Copy out all the entries word for word.

━━ Data in this exercise ━━

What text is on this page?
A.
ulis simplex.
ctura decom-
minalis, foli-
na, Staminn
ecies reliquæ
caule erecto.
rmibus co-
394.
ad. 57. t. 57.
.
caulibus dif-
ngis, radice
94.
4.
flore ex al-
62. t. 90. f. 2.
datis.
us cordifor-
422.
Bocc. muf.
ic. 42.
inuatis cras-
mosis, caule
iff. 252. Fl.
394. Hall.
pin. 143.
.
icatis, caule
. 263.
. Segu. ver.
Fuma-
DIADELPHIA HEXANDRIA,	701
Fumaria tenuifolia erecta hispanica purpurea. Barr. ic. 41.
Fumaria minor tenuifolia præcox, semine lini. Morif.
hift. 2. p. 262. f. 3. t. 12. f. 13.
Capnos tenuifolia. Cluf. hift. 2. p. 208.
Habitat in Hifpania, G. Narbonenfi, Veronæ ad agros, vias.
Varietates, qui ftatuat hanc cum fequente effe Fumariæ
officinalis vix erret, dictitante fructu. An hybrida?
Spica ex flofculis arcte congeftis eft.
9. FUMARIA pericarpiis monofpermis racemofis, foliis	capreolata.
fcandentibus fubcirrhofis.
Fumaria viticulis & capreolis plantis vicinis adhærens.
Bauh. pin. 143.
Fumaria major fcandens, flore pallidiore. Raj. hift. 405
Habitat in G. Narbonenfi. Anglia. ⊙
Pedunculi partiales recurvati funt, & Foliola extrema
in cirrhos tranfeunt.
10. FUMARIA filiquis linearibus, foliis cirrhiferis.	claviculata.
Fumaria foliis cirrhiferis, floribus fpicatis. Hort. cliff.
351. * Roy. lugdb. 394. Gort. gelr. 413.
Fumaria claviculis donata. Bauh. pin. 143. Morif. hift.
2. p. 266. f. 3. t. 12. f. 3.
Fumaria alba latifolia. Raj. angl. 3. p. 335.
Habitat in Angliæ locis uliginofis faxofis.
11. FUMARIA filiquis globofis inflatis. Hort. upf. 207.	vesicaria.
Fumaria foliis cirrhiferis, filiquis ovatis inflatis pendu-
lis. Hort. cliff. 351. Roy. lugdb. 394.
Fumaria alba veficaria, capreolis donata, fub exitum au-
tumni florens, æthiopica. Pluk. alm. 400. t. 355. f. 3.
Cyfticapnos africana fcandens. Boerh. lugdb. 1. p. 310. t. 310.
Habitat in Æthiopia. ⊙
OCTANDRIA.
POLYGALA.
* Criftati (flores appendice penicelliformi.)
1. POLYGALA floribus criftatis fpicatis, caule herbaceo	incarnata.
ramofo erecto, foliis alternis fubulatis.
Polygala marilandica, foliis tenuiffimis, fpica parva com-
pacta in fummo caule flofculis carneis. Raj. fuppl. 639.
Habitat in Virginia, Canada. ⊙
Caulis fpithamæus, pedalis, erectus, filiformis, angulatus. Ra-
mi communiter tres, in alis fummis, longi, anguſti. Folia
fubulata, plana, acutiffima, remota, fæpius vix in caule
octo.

━━━

- [Exercise response]
What text is on this page?
A.
ulis simplex.
ctura decom-
minalis, foli-
na, Staminn
ecies reliquæ
caule erecto.
rmibus co-
394.
ad. 57. t. 57.
.
caulibus dif-
ngis, radice
94.
4.
flore ex al-
62. t. 90. f. 2.
datis.
us cordifor-
422.
Bocc. muf.
ic. 42.
inuatis cras-
mosis, caule
iff. 252. Fl.
394. Hall.
pin. 143.
.
icatis, caule
. 263.
. Segu. ver.
Fuma-
DIADELPHIA HEXANDRIA,	701
Fumaria tenuifolia erecta hispanica purpurea. Barr. ic. 41.
Fumaria minor tenuifolia præcox, semine lini. Morif.
hift. 2. p. 262. f. 3. t. 12. f. 13.
Capnos tenuifolia. Cluf. hift. 2. p. 208.
Habitat in Hifpania, G. Narbonenfi, Veronæ ad agros, vias.
Varietates, qui ftatuat hanc cum fequente effe Fumariæ
officinalis vix erret, dictitante fructu. An hybrida?
Spica ex flofculis arcte congeftis eft.
9. FUMARIA pericarpiis monofpermis racemofis, foliis	capreolata.
fcandentibus fubcirrhofis.
Fumaria viticulis & capreolis plantis vicinis adhærens.
Bauh. pin. 143.
Fumaria major fcandens, flore pallidiore. Raj. hift. 405
Habitat in G. Narbonenfi. Anglia. ⊙
Pedunculi partiales recurvati funt, & Foliola extrema
in cirrhos tranfeunt.
10. FUMARIA filiquis linearibus, foliis cirrhiferis.	claviculata.
Fumaria foliis cirrhiferis, floribus fpicatis. Hort. cliff.
351. * Roy. lugdb. 394. Gort. gelr. 413.
Fumaria claviculis donata. Bauh. pin. 143. Morif. hift.
2. p. 266. f. 3. t. 12. f. 3.
Fumaria alba latifolia. Raj. angl. 3. p. 335.
Habitat in Angliæ locis uliginofis faxofis.
11. FUMARIA filiquis globofis inflatis. Hort. upf. 207.	vesicaria.
Fumaria foliis cirrhiferis, filiquis ovatis inflatis pendu-
lis. Hort. cliff. 351. Roy. lugdb. 394.
Fumaria alba veficaria, capreolis donata, fub exitum au-
tumni florens, æthiopica. Pluk. alm. 400. t. 355. f. 3.
Cyfticapnos africana fcandens. Boerh. lugdb. 1. p. 310. t. 310.
Habitat in Æthiopia. ⊙
OCTANDRIA.
POLYGALA.
* Criftati (flores appendice penicelliformi.)
1. POLYGALA floribus criftatis fpicatis, caule herbaceo	incarnata.
ramofo erecto, foliis alternis fubulatis.
Polygala marilandica, foliis tenuiffimis, fpica parva com-
pacta in fummo caule flofculis carneis. Raj. fuppl. 639.
Habitat in Virginia, Canada. ⊙
Caulis fpithamæus, pedalis, erectus, filiformis, angulatus. Ra-
mi communiter tres, in alis fummis, longi, anguſti. Folia
fubulata, plana, acutiffima, remota, fæpius vix in caule
octo.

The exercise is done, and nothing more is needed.